#### DATASET RECORDS
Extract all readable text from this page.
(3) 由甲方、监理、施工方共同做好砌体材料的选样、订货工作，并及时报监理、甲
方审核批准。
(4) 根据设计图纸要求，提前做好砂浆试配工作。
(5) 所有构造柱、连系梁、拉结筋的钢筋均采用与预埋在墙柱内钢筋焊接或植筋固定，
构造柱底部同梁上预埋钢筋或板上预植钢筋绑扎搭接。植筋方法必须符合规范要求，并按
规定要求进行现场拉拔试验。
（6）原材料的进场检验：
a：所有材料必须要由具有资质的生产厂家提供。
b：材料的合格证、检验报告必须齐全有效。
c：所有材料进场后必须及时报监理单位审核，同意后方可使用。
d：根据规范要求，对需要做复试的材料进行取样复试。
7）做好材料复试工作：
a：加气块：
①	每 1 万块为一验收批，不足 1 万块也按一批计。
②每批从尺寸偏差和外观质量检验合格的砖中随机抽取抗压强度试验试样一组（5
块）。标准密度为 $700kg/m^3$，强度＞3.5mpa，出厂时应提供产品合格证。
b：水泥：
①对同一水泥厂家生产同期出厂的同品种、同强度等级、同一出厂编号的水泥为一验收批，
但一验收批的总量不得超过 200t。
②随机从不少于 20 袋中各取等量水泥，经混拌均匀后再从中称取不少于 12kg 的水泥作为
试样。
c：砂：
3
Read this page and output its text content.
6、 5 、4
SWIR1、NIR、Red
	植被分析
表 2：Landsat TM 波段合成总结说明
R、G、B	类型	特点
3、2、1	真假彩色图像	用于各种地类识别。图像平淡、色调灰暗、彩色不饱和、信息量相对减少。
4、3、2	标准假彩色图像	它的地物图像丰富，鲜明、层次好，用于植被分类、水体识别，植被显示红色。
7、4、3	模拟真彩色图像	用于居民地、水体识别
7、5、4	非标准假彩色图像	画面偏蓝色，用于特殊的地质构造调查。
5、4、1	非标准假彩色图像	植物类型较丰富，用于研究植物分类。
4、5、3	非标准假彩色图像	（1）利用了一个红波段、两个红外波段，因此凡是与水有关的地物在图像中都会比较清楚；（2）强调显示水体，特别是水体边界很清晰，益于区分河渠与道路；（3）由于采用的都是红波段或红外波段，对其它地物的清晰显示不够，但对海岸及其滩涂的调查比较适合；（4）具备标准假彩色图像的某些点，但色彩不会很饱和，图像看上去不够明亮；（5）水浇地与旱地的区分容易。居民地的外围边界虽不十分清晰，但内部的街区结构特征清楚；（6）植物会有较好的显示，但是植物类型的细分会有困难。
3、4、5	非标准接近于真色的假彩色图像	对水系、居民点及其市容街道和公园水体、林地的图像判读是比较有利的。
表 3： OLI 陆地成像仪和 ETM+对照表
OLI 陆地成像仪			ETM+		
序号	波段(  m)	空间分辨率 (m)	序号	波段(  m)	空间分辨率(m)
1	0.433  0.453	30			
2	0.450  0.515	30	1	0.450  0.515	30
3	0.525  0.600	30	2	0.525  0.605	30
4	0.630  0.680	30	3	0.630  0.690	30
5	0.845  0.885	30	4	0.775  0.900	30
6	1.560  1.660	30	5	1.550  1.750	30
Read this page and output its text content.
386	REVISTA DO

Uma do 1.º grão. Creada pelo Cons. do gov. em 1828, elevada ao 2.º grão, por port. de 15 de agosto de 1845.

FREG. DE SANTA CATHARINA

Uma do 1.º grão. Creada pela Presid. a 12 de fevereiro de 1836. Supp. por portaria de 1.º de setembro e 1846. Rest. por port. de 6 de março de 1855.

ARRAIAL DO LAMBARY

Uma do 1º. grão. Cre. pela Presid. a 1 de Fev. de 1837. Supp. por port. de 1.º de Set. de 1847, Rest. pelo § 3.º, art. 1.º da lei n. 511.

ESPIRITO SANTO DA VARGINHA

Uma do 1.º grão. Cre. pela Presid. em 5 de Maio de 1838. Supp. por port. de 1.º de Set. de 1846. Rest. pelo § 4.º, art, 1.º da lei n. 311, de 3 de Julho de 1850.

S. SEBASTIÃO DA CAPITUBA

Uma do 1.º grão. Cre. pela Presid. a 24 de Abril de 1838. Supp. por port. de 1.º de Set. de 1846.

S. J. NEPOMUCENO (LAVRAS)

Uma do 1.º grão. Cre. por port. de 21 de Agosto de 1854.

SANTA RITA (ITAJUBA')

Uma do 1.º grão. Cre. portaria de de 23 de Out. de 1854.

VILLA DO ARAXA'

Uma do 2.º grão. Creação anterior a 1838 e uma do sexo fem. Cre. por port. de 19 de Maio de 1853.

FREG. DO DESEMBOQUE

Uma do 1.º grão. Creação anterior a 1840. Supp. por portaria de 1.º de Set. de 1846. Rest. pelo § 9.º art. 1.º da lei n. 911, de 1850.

#### WHAT TO PRODUCE
Please restate the records in full, word for word.

#### TASK ANSWER
Extract all readable text from this page.
(3) 由甲方、监理、施工方共同做好砌体材料的选样、订货工作，并及时报监理、甲
方审核批准。
(4) 根据设计图纸要求，提前做好砂浆试配工作。
(5) 所有构造柱、连系梁、拉结筋的钢筋均采用与预埋在墙柱内钢筋焊接或植筋固定，
构造柱底部同梁上预埋钢筋或板上预植钢筋绑扎搭接。植筋方法必须符合规范要求，并按
规定要求进行现场拉拔试验。
（6）原材料的进场检验：
a：所有材料必须要由具有资质的生产厂家提供。
b：材料的合格证、检验报告必须齐全有效。
c：所有材料进场后必须及时报监理单位审核，同意后方可使用。
d：根据规范要求，对需要做复试的材料进行取样复试。
7）做好材料复试工作：
a：加气块：
①	每 1 万块为一验收批，不足 1 万块也按一批计。
②每批从尺寸偏差和外观质量检验合格的砖中随机抽取抗压强度试验试样一组（5
块）。标准密度为 $700kg/m^3$，强度＞3.5mpa，出厂时应提供产品合格证。
b：水泥：
①对同一水泥厂家生产同期出厂的同品种、同强度等级、同一出厂编号的水泥为一验收批，
但一验收批的总量不得超过 200t。
②随机从不少于 20 袋中各取等量水泥，经混拌均匀后再从中称取不少于 12kg 的水泥作为
试样。
c：砂：
3
Read this page and output its text content.
6、 5 、4
SWIR1、NIR、Red
	植被分析
表 2：Landsat TM 波段合成总结说明
R、G、B	类型	特点
3、2、1	真假彩色图像	用于各种地类识别。图像平淡、色调灰暗、彩色不饱和、信息量相对减少。
4、3、2	标准假彩色图像	它的地物图像丰富，鲜明、层次好，用于植被分类、水体识别，植被显示红色。
7、4、3	模拟真彩色图像	用于居民地、水体识别
7、5、4	非标准假彩色图像	画面偏蓝色，用于特殊的地质构造调查。
5、4、1	非标准假彩色图像	植物类型较丰富，用于研究植物分类。
4、5、3	非标准假彩色图像	（1）利用了一个红波段、两个红外波段，因此凡是与水有关的地物在图像中都会比较清楚；（2）强调显示水体，特别是水体边界很清晰，益于区分河渠与道路；（3）由于采用的都是红波段或红外波段，对其它地物的清晰显示不够，但对海岸及其滩涂的调查比较适合；（4）具备标准假彩色图像的某些点，但色彩不会很饱和，图像看上去不够明亮；（5）水浇地与旱地的区分容易。居民地的外围边界虽不十分清晰，但内部的街区结构特征清楚；（6）植物会有较好的显示，但是植物类型的细分会有困难。
3、4、5	非标准接近于真色的假彩色图像	对水系、居民点及其市容街道和公园水体、林地的图像判读是比较有利的。
表 3： OLI 陆地成像仪和 ETM+对照表
OLI 陆地成像仪			ETM+		
序号	波段(  m)	空间分辨率 (m)	序号	波段(  m)	空间分辨率(m)
1	0.433  0.453	30			
2	0.450  0.515	30	1	0.450  0.515	30
3	0.525  0.600	30	2	0.525  0.605	30
4	0.630  0.680	30	3	0.630  0.690	30
5	0.845  0.885	30	4	0.775  0.900	30
6	1.560  1.660	30	5	1.550  1.750	30
Read this page and output its text content.
386	REVISTA DO

Uma do 1.º grão. Creada pelo Cons. do gov. em 1828, elevada ao 2.º grão, por port. de 15 de agosto de 1845.

FREG. DE SANTA CATHARINA

Uma do 1.º grão. Creada pela Presid. a 12 de fevereiro de 1836. Supp. por portaria de 1.º de setembro e 1846. Rest. por port. de 6 de março de 1855.

ARRAIAL DO LAMBARY

Uma do 1º. grão. Cre. pela Presid. a 1 de Fev. de 1837. Supp. por port. de 1.º de Set. de 1847, Rest. pelo § 3.º, art. 1.º da lei n. 511.

ESPIRITO SANTO DA VARGINHA

Uma do 1.º grão. Cre. pela Presid. em 5 de Maio de 1838. Supp. por port. de 1.º de Set. de 1846. Rest. pelo § 4.º, art, 1.º da lei n. 311, de 3 de Julho de 1850.

S. SEBASTIÃO DA CAPITUBA

Uma do 1.º grão. Cre. pela Presid. a 24 de Abril de 1838. Supp. por port. de 1.º de Set. de 1846.

S. J. NEPOMUCENO (LAVRAS)

Uma do 1.º grão. Cre. por port. de 21 de Agosto de 1854.

SANTA RITA (ITAJUBA')

Uma do 1.º grão. Cre. portaria de de 23 de Out. de 1854.

VILLA DO ARAXA'

Uma do 2.º grão. Creação anterior a 1838 e uma do sexo fem. Cre. por port. de 19 de Maio de 1853.

FREG. DO DESEMBOQUE

Uma do 1.º grão. Creação anterior a 1840. Supp. por portaria de 1.º de Set. de 1846. Rest. pelo § 9.º art. 1.º da lei n. 911, de 1850.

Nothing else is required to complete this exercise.